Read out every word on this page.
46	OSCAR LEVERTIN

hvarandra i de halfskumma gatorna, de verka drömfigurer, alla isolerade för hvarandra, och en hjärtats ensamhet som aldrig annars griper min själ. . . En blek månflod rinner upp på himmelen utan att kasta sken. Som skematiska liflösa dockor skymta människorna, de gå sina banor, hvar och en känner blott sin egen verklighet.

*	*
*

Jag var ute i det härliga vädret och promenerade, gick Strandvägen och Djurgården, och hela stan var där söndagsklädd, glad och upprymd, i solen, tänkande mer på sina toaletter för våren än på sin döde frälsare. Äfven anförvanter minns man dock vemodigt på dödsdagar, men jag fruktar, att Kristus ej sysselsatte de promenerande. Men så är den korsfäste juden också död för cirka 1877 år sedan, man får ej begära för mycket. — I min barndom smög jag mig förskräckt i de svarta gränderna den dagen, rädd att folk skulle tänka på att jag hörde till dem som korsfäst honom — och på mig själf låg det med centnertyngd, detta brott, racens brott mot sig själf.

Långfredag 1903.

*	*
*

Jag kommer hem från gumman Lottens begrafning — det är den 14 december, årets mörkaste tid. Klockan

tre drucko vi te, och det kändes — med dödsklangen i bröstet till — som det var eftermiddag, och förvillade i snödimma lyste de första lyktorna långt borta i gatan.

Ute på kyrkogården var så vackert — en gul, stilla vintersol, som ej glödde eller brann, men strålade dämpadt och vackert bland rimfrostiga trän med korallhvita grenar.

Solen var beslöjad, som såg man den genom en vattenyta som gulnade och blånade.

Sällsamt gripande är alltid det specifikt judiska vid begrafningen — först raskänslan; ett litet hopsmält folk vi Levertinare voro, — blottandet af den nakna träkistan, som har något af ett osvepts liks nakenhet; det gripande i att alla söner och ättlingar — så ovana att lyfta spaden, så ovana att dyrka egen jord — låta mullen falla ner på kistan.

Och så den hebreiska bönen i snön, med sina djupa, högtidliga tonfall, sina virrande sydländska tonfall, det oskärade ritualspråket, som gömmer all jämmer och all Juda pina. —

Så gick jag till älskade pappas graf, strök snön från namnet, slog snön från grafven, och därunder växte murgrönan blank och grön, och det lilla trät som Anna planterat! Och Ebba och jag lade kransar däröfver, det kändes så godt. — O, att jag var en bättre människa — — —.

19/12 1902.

— THE PROBLEM —
Write out the data again, exactly and in full.

— EXERCISE ANSWER —
Read out every word on this page.
46	OSCAR LEVERTIN

hvarandra i de halfskumma gatorna, de verka drömfigurer, alla isolerade för hvarandra, och en hjärtats ensamhet som aldrig annars griper min själ. . . En blek månflod rinner upp på himmelen utan att kasta sken. Som skematiska liflösa dockor skymta människorna, de gå sina banor, hvar och en känner blott sin egen verklighet.

*	*
*

Jag var ute i det härliga vädret och promenerade, gick Strandvägen och Djurgården, och hela stan var där söndagsklädd, glad och upprymd, i solen, tänkande mer på sina toaletter för våren än på sin döde frälsare. Äfven anförvanter minns man dock vemodigt på dödsdagar, men jag fruktar, att Kristus ej sysselsatte de promenerande. Men så är den korsfäste juden också död för cirka 1877 år sedan, man får ej begära för mycket. — I min barndom smög jag mig förskräckt i de svarta gränderna den dagen, rädd att folk skulle tänka på att jag hörde till dem som korsfäst honom — och på mig själf låg det med centnertyngd, detta brott, racens brott mot sig själf.

Långfredag 1903.

*	*
*

Jag kommer hem från gumman Lottens begrafning — det är den 14 december, årets mörkaste tid. Klockan

tre drucko vi te, och det kändes — med dödsklangen i bröstet till — som det var eftermiddag, och förvillade i snödimma lyste de första lyktorna långt borta i gatan.

Ute på kyrkogården var så vackert — en gul, stilla vintersol, som ej glödde eller brann, men strålade dämpadt och vackert bland rimfrostiga trän med korallhvita grenar.

Solen var beslöjad, som såg man den genom en vattenyta som gulnade och blånade.

Sällsamt gripande är alltid det specifikt judiska vid begrafningen — först raskänslan; ett litet hopsmält folk vi Levertinare voro, — blottandet af den nakna träkistan, som har något af ett osvepts liks nakenhet; det gripande i att alla söner och ättlingar — så ovana att lyfta spaden, så ovana att dyrka egen jord — låta mullen falla ner på kistan.

Och så den hebreiska bönen i snön, med sina djupa, högtidliga tonfall, sina virrande sydländska tonfall, det oskärade ritualspråket, som gömmer all jämmer och all Juda pina. —

Så gick jag till älskade pappas graf, strök snön från namnet, slog snön från grafven, och därunder växte murgrönan blank och grön, och det lilla trät som Anna planterat! Och Ebba och jag lade kransar däröfver, det kändes så godt. — O, att jag var en bättre människa — — —.

19/12 1902.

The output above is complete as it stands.